What to work on:
Without the pictures, print each of the records below exactly as it appears.
━━━━━━━━━━━━━━━━
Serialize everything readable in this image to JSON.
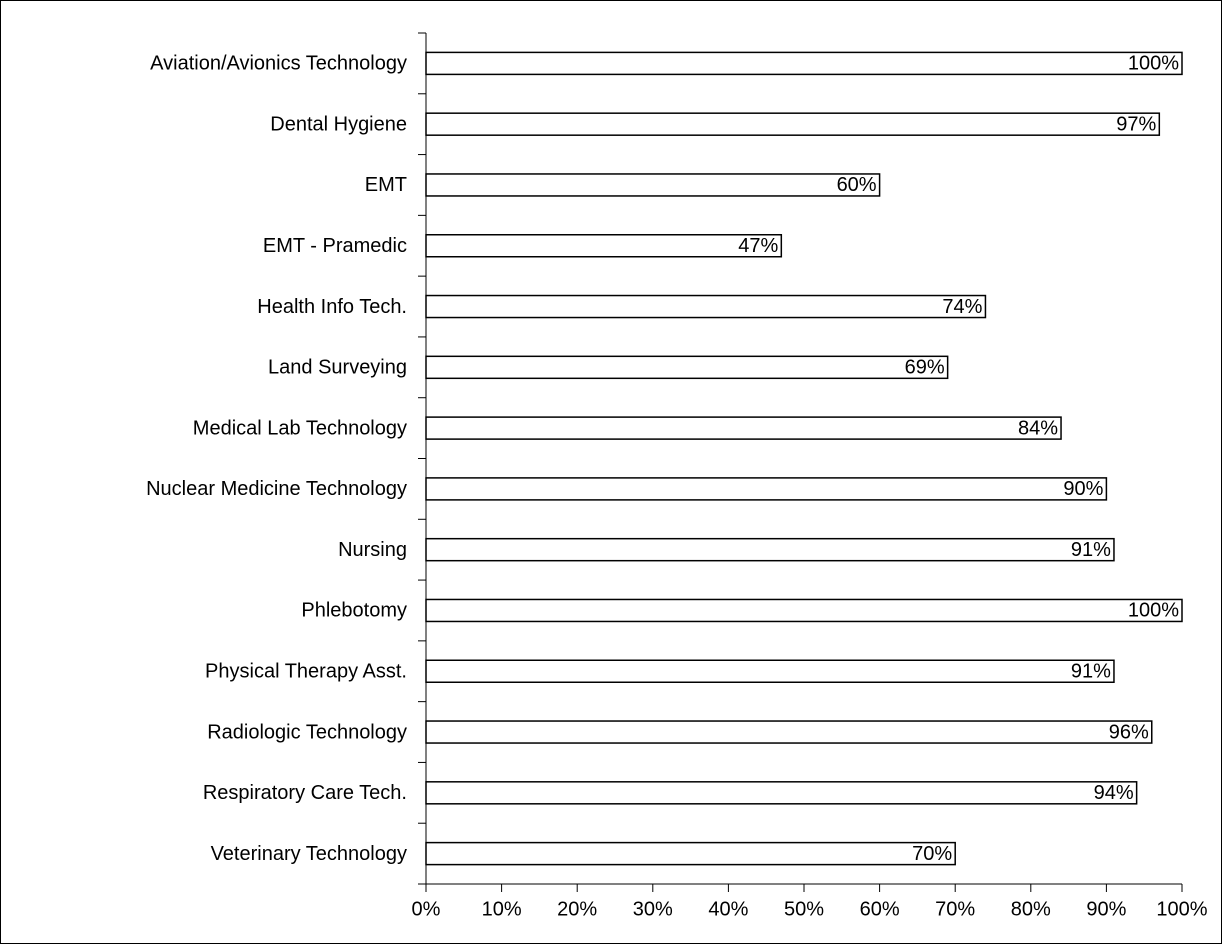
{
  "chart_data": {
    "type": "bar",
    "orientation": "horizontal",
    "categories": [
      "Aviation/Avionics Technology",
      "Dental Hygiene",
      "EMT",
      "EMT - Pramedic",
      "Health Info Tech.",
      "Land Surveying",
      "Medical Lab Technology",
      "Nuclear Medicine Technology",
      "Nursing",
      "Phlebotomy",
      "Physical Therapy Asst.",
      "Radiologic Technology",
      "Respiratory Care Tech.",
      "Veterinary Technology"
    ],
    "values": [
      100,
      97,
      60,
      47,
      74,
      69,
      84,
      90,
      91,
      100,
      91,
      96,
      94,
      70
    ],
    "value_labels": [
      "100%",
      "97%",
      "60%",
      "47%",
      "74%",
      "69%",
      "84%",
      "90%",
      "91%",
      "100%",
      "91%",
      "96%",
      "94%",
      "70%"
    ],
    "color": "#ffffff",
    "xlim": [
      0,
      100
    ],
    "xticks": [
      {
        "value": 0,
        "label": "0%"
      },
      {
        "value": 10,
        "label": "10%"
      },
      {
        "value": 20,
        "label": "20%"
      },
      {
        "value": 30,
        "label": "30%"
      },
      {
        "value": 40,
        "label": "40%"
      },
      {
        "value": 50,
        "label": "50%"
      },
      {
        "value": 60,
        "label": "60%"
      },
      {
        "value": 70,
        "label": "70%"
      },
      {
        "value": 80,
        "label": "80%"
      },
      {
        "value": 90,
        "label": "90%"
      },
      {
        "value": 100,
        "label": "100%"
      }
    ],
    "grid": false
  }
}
━━━━━━━━━━━━━━━━
Complete answer:
Serialize everything readable in this image to JSON.
{
  "chart_data": {
    "type": "bar",
    "orientation": "horizontal",
    "categories": [
      "Aviation/Avionics Technology",
      "Dental Hygiene",
      "EMT",
      "EMT - Pramedic",
      "Health Info Tech.",
      "Land Surveying",
      "Medical Lab Technology",
      "Nuclear Medicine Technology",
      "Nursing",
      "Phlebotomy",
      "Physical Therapy Asst.",
      "Radiologic Technology",
      "Respiratory Care Tech.",
      "Veterinary Technology"
    ],
    "values": [
      100,
      97,
      60,
      47,
      74,
      69,
      84,
      90,
      91,
      100,
      91,
      96,
      94,
      70
    ],
    "value_labels": [
      "100%",
      "97%",
      "60%",
      "47%",
      "74%",
      "69%",
      "84%",
      "90%",
      "91%",
      "100%",
      "91%",
      "96%",
      "94%",
      "70%"
    ],
    "color": "#ffffff",
    "xlim": [
      0,
      100
    ],
    "xticks": [
      {
        "value": 0,
        "label": "0%"
      },
      {
        "value": 10,
        "label": "10%"
      },
      {
        "value": 20,
        "label": "20%"
      },
      {
        "value": 30,
        "label": "30%"
      },
      {
        "value": 40,
        "label": "40%"
      },
      {
        "value": 50,
        "label": "50%"
      },
      {
        "value": 60,
        "label": "60%"
      },
      {
        "value": 70,
        "label": "70%"
      },
      {
        "value": 80,
        "label": "80%"
      },
      {
        "value": 90,
        "label": "90%"
      },
      {
        "value": 100,
        "label": "100%"
      }
    ],
    "grid": false
  }
}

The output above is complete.